■ **Exercise goal**
Pull out every line in the data that has the string "Nigh" in it.

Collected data
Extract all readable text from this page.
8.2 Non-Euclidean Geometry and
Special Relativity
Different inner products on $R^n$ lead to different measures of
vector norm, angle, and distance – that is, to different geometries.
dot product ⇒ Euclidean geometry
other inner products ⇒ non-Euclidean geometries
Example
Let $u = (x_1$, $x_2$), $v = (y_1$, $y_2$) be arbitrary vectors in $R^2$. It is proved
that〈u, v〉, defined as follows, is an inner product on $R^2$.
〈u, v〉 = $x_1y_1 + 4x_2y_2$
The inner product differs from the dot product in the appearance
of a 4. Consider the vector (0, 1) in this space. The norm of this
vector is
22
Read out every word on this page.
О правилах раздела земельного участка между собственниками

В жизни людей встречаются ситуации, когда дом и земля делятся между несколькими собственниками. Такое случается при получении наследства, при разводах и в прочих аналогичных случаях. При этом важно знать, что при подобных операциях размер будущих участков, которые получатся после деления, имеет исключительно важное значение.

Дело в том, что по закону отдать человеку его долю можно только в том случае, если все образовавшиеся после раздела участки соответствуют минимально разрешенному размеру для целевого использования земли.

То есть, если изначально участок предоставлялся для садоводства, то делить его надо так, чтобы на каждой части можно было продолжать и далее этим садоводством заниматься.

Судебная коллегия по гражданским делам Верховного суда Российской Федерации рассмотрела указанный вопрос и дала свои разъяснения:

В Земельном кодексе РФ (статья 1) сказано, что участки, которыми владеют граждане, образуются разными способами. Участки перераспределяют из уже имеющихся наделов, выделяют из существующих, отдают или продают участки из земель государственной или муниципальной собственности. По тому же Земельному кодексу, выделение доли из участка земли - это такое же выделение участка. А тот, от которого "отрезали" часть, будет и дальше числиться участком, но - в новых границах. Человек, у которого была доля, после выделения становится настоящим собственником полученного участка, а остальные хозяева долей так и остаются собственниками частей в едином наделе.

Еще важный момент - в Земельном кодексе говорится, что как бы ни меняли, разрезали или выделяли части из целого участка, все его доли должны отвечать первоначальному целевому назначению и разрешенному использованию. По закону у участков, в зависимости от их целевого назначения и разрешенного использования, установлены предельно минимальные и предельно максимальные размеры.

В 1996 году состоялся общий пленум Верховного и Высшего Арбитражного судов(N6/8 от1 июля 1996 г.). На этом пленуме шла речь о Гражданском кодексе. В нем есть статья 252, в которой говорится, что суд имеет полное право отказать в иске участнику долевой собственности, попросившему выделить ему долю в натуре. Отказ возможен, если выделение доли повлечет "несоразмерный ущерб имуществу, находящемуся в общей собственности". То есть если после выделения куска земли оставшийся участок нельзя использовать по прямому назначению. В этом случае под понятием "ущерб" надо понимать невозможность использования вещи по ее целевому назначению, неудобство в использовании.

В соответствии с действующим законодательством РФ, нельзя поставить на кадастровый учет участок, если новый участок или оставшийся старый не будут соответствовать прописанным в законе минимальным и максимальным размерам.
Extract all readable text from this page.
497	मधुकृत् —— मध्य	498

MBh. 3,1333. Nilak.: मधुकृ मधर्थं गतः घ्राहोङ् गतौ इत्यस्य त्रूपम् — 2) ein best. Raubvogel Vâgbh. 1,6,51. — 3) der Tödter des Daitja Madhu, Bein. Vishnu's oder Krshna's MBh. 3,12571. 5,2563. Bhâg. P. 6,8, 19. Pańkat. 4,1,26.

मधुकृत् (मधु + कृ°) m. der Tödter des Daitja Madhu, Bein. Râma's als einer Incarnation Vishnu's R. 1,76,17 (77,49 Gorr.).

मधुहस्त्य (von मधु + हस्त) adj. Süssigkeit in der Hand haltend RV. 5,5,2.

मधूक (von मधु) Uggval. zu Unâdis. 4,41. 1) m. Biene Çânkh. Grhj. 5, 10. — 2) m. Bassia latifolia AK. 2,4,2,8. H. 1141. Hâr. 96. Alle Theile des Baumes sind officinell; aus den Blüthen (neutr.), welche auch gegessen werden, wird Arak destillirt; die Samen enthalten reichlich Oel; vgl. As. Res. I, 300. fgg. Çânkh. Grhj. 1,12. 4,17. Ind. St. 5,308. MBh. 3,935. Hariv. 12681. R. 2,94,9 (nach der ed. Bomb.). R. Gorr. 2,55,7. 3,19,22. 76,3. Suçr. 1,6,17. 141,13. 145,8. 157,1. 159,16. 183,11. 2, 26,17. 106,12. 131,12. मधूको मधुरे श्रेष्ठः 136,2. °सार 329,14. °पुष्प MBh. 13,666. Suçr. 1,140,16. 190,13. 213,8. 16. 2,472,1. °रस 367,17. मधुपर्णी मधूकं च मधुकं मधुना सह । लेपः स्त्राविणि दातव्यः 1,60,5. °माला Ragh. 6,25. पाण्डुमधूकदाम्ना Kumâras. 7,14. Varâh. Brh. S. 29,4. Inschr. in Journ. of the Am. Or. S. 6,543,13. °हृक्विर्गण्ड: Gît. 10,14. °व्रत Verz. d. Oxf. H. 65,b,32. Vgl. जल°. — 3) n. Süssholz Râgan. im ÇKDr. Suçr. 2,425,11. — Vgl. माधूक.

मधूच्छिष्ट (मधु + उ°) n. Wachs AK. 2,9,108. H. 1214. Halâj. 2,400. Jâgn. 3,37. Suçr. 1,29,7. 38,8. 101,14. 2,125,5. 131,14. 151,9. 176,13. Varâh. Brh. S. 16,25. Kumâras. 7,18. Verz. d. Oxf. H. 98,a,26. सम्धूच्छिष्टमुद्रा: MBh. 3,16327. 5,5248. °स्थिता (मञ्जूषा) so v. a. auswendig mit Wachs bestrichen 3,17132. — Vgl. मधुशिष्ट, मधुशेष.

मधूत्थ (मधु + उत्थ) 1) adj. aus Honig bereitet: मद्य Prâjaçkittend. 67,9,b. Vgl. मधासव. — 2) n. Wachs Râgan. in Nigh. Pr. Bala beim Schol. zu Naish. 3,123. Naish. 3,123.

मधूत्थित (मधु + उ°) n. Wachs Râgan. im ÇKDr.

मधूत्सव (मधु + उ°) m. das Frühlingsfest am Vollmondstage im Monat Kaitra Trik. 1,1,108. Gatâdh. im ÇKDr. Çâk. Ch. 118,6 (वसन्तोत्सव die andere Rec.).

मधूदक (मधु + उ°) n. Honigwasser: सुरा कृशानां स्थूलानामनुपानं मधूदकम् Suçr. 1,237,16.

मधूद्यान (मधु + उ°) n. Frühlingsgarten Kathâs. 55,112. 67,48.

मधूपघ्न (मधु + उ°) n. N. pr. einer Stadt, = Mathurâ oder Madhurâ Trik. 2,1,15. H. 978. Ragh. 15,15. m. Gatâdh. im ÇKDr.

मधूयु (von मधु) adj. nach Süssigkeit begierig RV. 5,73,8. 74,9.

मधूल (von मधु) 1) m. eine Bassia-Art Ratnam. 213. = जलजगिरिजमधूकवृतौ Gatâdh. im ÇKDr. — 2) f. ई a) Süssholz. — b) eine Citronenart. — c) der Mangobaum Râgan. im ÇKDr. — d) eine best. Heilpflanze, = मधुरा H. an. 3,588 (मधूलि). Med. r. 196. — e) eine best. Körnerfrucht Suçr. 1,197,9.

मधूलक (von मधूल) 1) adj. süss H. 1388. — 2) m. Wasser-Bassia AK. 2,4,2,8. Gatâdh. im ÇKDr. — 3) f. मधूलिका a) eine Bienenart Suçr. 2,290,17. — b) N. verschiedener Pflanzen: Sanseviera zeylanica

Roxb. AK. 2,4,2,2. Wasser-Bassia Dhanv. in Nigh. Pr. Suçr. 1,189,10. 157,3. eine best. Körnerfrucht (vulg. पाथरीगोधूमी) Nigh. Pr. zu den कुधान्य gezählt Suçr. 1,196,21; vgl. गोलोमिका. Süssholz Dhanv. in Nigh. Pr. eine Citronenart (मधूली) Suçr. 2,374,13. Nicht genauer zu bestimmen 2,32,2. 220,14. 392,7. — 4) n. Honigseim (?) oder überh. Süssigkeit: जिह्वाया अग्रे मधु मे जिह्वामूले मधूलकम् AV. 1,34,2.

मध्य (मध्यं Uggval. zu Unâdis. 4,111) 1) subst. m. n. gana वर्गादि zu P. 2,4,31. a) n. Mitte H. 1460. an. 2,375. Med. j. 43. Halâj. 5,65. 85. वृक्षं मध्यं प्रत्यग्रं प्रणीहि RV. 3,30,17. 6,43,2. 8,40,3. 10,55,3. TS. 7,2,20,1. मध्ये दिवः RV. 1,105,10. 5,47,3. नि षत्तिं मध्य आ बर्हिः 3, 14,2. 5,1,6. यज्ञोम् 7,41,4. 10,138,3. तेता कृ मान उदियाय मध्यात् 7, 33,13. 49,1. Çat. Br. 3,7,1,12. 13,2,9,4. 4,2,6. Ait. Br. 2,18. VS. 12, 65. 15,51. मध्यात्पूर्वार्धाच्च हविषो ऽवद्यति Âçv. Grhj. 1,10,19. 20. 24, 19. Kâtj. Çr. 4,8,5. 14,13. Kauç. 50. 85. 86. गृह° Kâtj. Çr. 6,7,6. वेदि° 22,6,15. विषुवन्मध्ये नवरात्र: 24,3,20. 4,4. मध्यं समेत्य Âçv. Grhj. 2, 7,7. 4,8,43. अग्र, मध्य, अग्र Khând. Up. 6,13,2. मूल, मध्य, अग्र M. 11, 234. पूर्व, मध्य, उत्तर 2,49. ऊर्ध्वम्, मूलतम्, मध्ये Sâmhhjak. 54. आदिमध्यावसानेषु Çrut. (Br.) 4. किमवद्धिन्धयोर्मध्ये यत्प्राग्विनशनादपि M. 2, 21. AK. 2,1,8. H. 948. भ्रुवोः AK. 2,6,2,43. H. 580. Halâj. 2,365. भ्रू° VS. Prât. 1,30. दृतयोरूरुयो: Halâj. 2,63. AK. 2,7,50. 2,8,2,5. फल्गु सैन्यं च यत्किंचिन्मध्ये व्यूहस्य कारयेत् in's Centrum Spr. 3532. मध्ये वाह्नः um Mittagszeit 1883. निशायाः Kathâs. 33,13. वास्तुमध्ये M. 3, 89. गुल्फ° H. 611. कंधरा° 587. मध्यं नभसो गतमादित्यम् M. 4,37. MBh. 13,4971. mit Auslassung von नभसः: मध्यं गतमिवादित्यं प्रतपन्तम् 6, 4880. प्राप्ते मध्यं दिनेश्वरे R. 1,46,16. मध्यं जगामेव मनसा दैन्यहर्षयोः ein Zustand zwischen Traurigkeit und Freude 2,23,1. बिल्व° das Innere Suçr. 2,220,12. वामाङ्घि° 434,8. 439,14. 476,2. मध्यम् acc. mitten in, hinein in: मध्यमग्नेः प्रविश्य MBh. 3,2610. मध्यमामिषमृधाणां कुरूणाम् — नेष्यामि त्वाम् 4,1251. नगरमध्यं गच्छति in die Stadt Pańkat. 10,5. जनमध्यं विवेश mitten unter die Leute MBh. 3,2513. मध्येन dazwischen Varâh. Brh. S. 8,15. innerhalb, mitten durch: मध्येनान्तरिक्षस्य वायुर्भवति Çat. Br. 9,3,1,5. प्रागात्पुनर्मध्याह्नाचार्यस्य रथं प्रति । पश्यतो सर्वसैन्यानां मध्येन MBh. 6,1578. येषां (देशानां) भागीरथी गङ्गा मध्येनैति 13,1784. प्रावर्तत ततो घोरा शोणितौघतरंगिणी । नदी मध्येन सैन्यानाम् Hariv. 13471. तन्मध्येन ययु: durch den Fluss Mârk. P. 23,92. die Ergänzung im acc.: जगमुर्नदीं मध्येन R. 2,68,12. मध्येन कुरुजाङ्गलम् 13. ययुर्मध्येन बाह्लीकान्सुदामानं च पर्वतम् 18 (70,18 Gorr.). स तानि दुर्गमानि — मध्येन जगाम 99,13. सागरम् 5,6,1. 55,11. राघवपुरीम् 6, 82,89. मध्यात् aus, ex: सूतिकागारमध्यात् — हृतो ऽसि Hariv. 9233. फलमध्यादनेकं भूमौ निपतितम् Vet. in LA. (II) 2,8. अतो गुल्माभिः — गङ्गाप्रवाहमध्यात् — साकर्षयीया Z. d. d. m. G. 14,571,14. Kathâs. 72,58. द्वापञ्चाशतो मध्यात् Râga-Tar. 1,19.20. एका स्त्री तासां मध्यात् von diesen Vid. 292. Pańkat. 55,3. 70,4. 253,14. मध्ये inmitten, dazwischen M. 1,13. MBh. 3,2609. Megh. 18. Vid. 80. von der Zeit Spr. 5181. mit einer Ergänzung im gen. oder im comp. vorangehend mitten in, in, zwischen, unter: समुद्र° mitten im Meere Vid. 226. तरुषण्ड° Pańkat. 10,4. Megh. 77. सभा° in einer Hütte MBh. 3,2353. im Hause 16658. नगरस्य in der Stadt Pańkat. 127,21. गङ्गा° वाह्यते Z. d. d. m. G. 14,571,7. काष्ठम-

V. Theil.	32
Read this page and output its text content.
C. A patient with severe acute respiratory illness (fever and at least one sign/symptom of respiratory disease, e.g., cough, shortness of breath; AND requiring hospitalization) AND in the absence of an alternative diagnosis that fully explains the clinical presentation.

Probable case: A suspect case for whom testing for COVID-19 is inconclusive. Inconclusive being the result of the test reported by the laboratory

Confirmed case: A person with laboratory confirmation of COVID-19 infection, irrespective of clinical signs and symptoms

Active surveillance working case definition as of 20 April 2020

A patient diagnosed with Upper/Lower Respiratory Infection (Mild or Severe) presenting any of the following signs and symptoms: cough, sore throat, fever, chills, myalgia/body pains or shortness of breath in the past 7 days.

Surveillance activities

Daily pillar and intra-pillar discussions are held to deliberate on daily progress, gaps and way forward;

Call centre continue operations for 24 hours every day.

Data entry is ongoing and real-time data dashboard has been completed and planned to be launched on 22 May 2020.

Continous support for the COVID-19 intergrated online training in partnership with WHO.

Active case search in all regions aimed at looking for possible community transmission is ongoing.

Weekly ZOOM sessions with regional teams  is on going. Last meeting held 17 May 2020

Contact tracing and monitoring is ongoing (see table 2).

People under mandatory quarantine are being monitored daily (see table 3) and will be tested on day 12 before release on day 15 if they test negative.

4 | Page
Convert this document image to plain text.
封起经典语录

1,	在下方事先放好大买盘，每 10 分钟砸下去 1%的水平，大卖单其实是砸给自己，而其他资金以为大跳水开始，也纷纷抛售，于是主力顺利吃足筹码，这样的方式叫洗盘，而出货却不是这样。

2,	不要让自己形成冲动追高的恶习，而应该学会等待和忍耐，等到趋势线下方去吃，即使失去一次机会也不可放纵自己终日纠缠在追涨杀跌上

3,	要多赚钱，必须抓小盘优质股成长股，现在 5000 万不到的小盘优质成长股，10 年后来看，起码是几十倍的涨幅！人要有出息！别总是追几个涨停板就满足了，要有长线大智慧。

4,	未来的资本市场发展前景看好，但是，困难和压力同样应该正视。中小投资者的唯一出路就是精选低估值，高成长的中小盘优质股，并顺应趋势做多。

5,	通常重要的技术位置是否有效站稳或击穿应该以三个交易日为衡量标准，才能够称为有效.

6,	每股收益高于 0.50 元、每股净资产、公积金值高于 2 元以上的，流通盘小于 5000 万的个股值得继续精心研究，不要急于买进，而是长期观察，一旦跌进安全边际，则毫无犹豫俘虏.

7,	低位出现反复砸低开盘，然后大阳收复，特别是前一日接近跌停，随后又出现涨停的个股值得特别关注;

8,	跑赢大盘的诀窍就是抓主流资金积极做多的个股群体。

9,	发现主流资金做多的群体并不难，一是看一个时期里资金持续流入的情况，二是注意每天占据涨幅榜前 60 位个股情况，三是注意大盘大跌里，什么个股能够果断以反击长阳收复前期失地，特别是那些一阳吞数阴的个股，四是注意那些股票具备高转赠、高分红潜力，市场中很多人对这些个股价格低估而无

■ **Task answer**
मधूत्थ (मधु + उत्थ) 1) adj. aus Honig bereitet: मद्य Prâjaçkittend. 67,9,b. Vgl. मधासव. — 2) n. Wachs Râgan. in Nigh. Pr. Bala beim Schol. zu Naish. 3,123. Naish. 3,123.
Roxb. AK. 2,4,2,2. Wasser-Bassia Dhanv. in Nigh. Pr. Suçr. 1,189,10. 157,3. eine best. Körnerfrucht (vulg. पाथरीगोधूमी) Nigh. Pr. zu den कुधान्य gezählt Suçr. 1,196,21; vgl. गोलोमिका. Süssholz Dhanv. in Nigh. Pr. eine Citronenart (मधूली) Suçr. 2,374,13. Nicht genauer zu bestimmen 2,32,2. 220,14. 392,7. — 4) n. Honigseim (?) oder überh. Süssigkeit: जिह्वाया अग्रे मधु मे जिह्वामूले मधूलकम् AV. 1,34,2.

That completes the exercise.